[The input]:
========================================
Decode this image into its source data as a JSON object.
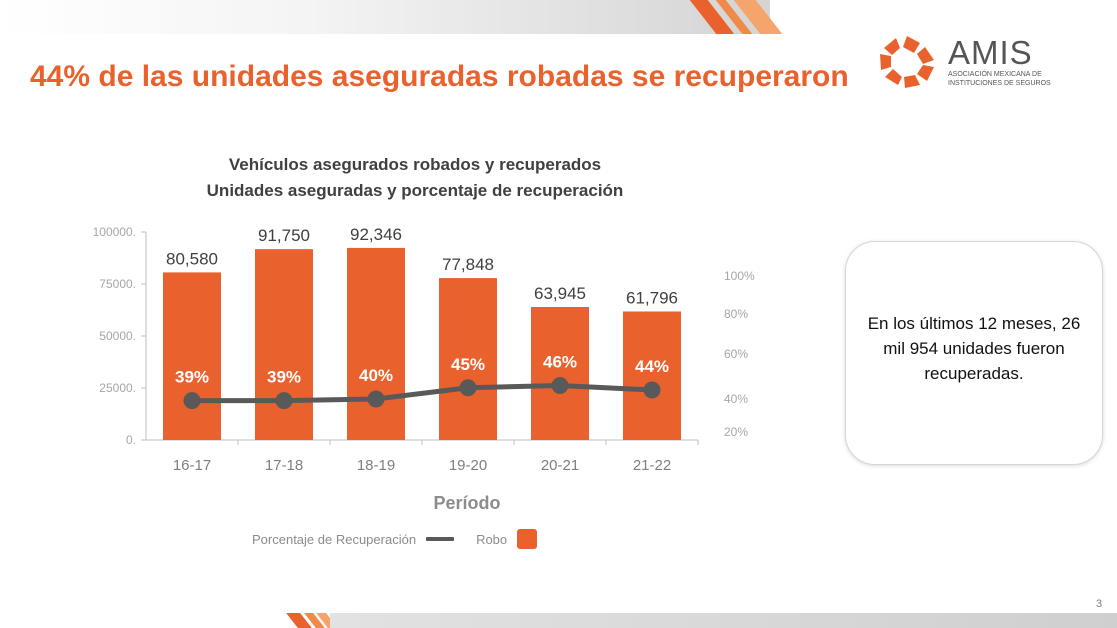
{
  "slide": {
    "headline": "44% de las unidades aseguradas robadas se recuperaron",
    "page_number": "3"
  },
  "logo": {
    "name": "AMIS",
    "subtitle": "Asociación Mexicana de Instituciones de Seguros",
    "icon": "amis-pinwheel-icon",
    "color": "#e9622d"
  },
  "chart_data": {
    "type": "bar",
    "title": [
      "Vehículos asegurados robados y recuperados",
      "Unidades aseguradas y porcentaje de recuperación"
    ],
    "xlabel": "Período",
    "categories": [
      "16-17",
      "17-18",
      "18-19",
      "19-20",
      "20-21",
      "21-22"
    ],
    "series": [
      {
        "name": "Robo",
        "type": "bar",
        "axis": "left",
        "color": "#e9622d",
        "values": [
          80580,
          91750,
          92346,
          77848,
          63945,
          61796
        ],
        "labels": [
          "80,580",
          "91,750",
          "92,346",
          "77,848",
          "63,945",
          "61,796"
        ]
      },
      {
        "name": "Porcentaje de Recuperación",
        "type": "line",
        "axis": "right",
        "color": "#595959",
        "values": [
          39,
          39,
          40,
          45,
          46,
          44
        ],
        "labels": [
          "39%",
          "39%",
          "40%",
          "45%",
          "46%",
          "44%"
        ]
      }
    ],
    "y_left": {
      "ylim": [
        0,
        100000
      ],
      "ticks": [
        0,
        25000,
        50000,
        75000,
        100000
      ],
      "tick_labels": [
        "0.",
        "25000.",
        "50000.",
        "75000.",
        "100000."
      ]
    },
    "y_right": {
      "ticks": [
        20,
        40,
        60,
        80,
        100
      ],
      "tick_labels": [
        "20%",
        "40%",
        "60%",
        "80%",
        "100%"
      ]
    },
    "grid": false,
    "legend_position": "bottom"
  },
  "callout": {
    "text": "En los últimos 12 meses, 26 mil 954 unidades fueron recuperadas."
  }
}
========================================
[Goal of the exercise]:
Copy the records exactly as they appear, excluding images.

[Expected answer]:
Decode this image into its source data as a JSON object.
{
  "slide": {
    "headline": "44% de las unidades aseguradas robadas se recuperaron",
    "page_number": "3"
  },
  "logo": {
    "name": "AMIS",
    "subtitle": "Asociación Mexicana de Instituciones de Seguros",
    "icon": "amis-pinwheel-icon",
    "color": "#e9622d"
  },
  "chart_data": {
    "type": "bar",
    "title": [
      "Vehículos asegurados robados y recuperados",
      "Unidades aseguradas y porcentaje de recuperación"
    ],
    "xlabel": "Período",
    "categories": [
      "16-17",
      "17-18",
      "18-19",
      "19-20",
      "20-21",
      "21-22"
    ],
    "series": [
      {
        "name": "Robo",
        "type": "bar",
        "axis": "left",
        "color": "#e9622d",
        "values": [
          80580,
          91750,
          92346,
          77848,
          63945,
          61796
        ],
        "labels": [
          "80,580",
          "91,750",
          "92,346",
          "77,848",
          "63,945",
          "61,796"
        ]
      },
      {
        "name": "Porcentaje de Recuperación",
        "type": "line",
        "axis": "right",
        "color": "#595959",
        "values": [
          39,
          39,
          40,
          45,
          46,
          44
        ],
        "labels": [
          "39%",
          "39%",
          "40%",
          "45%",
          "46%",
          "44%"
        ]
      }
    ],
    "y_left": {
      "ylim": [
        0,
        100000
      ],
      "ticks": [
        0,
        25000,
        50000,
        75000,
        100000
      ],
      "tick_labels": [
        "0.",
        "25000.",
        "50000.",
        "75000.",
        "100000."
      ]
    },
    "y_right": {
      "ticks": [
        20,
        40,
        60,
        80,
        100
      ],
      "tick_labels": [
        "20%",
        "40%",
        "60%",
        "80%",
        "100%"
      ]
    },
    "grid": false,
    "legend_position": "bottom"
  },
  "callout": {
    "text": "En los últimos 12 meses, 26 mil 954 unidades fueron recuperadas."
  }
}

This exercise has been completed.